WRITTEN TASK:
Output every line of the data exactly as it appears.

§

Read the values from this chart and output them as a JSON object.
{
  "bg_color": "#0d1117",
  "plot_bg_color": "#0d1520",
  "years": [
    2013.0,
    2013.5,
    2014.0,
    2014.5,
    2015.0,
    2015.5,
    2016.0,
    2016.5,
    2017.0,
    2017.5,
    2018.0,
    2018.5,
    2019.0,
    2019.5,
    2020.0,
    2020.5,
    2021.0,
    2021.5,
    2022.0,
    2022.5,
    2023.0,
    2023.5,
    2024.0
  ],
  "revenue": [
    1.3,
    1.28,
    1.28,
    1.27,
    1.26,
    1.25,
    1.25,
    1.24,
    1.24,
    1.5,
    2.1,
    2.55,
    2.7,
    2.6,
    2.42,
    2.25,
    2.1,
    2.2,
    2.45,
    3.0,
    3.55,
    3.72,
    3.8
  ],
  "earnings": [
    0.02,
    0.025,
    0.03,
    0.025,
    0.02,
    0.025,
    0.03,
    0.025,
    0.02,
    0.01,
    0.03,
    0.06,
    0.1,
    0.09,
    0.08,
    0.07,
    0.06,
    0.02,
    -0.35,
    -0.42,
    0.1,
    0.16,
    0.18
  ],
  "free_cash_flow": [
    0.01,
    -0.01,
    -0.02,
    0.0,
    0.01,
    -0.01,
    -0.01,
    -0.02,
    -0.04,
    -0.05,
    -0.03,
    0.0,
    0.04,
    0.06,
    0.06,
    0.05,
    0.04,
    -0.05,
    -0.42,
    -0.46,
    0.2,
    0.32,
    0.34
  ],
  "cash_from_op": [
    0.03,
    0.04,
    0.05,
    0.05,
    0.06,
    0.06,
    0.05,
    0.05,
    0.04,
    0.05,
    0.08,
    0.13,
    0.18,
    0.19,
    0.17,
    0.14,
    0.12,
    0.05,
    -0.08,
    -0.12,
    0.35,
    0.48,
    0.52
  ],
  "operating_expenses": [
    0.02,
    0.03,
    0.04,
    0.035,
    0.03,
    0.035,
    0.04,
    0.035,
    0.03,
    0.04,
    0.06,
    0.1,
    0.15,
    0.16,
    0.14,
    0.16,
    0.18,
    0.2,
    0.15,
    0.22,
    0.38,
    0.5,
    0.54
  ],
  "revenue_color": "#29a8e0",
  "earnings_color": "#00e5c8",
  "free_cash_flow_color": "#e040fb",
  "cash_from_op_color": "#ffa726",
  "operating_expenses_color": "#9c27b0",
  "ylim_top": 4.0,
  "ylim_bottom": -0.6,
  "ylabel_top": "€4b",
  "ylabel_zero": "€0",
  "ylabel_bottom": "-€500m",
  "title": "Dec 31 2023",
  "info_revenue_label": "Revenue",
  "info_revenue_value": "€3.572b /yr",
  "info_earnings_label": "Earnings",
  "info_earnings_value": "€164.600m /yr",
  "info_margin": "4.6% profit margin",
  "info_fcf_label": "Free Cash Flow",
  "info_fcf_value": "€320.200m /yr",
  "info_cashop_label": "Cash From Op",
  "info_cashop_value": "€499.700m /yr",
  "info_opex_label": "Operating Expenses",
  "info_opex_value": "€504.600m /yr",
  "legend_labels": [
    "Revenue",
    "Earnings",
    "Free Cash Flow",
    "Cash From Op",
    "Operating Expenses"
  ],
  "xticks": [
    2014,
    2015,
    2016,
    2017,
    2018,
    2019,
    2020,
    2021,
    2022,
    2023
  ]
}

§

OUTPUT OF THE TASK:
Read the values from this chart and output them as a JSON object.
{
  "bg_color": "#0d1117",
  "plot_bg_color": "#0d1520",
  "years": [
    2013.0,
    2013.5,
    2014.0,
    2014.5,
    2015.0,
    2015.5,
    2016.0,
    2016.5,
    2017.0,
    2017.5,
    2018.0,
    2018.5,
    2019.0,
    2019.5,
    2020.0,
    2020.5,
    2021.0,
    2021.5,
    2022.0,
    2022.5,
    2023.0,
    2023.5,
    2024.0
  ],
  "revenue": [
    1.3,
    1.28,
    1.28,
    1.27,
    1.26,
    1.25,
    1.25,
    1.24,
    1.24,
    1.5,
    2.1,
    2.55,
    2.7,
    2.6,
    2.42,
    2.25,
    2.1,
    2.2,
    2.45,
    3.0,
    3.55,
    3.72,
    3.8
  ],
  "earnings": [
    0.02,
    0.025,
    0.03,
    0.025,
    0.02,
    0.025,
    0.03,
    0.025,
    0.02,
    0.01,
    0.03,
    0.06,
    0.1,
    0.09,
    0.08,
    0.07,
    0.06,
    0.02,
    -0.35,
    -0.42,
    0.1,
    0.16,
    0.18
  ],
  "free_cash_flow": [
    0.01,
    -0.01,
    -0.02,
    0.0,
    0.01,
    -0.01,
    -0.01,
    -0.02,
    -0.04,
    -0.05,
    -0.03,
    0.0,
    0.04,
    0.06,
    0.06,
    0.05,
    0.04,
    -0.05,
    -0.42,
    -0.46,
    0.2,
    0.32,
    0.34
  ],
  "cash_from_op": [
    0.03,
    0.04,
    0.05,
    0.05,
    0.06,
    0.06,
    0.05,
    0.05,
    0.04,
    0.05,
    0.08,
    0.13,
    0.18,
    0.19,
    0.17,
    0.14,
    0.12,
    0.05,
    -0.08,
    -0.12,
    0.35,
    0.48,
    0.52
  ],
  "operating_expenses": [
    0.02,
    0.03,
    0.04,
    0.035,
    0.03,
    0.035,
    0.04,
    0.035,
    0.03,
    0.04,
    0.06,
    0.1,
    0.15,
    0.16,
    0.14,
    0.16,
    0.18,
    0.2,
    0.15,
    0.22,
    0.38,
    0.5,
    0.54
  ],
  "revenue_color": "#29a8e0",
  "earnings_color": "#00e5c8",
  "free_cash_flow_color": "#e040fb",
  "cash_from_op_color": "#ffa726",
  "operating_expenses_color": "#9c27b0",
  "ylim_top": 4.0,
  "ylim_bottom": -0.6,
  "ylabel_top": "€4b",
  "ylabel_zero": "€0",
  "ylabel_bottom": "-€500m",
  "title": "Dec 31 2023",
  "info_revenue_label": "Revenue",
  "info_revenue_value": "€3.572b /yr",
  "info_earnings_label": "Earnings",
  "info_earnings_value": "€164.600m /yr",
  "info_margin": "4.6% profit margin",
  "info_fcf_label": "Free Cash Flow",
  "info_fcf_value": "€320.200m /yr",
  "info_cashop_label": "Cash From Op",
  "info_cashop_value": "€499.700m /yr",
  "info_opex_label": "Operating Expenses",
  "info_opex_value": "€504.600m /yr",
  "legend_labels": [
    "Revenue",
    "Earnings",
    "Free Cash Flow",
    "Cash From Op",
    "Operating Expenses"
  ],
  "xticks": [
    2014,
    2015,
    2016,
    2017,
    2018,
    2019,
    2020,
    2021,
    2022,
    2023
  ]
}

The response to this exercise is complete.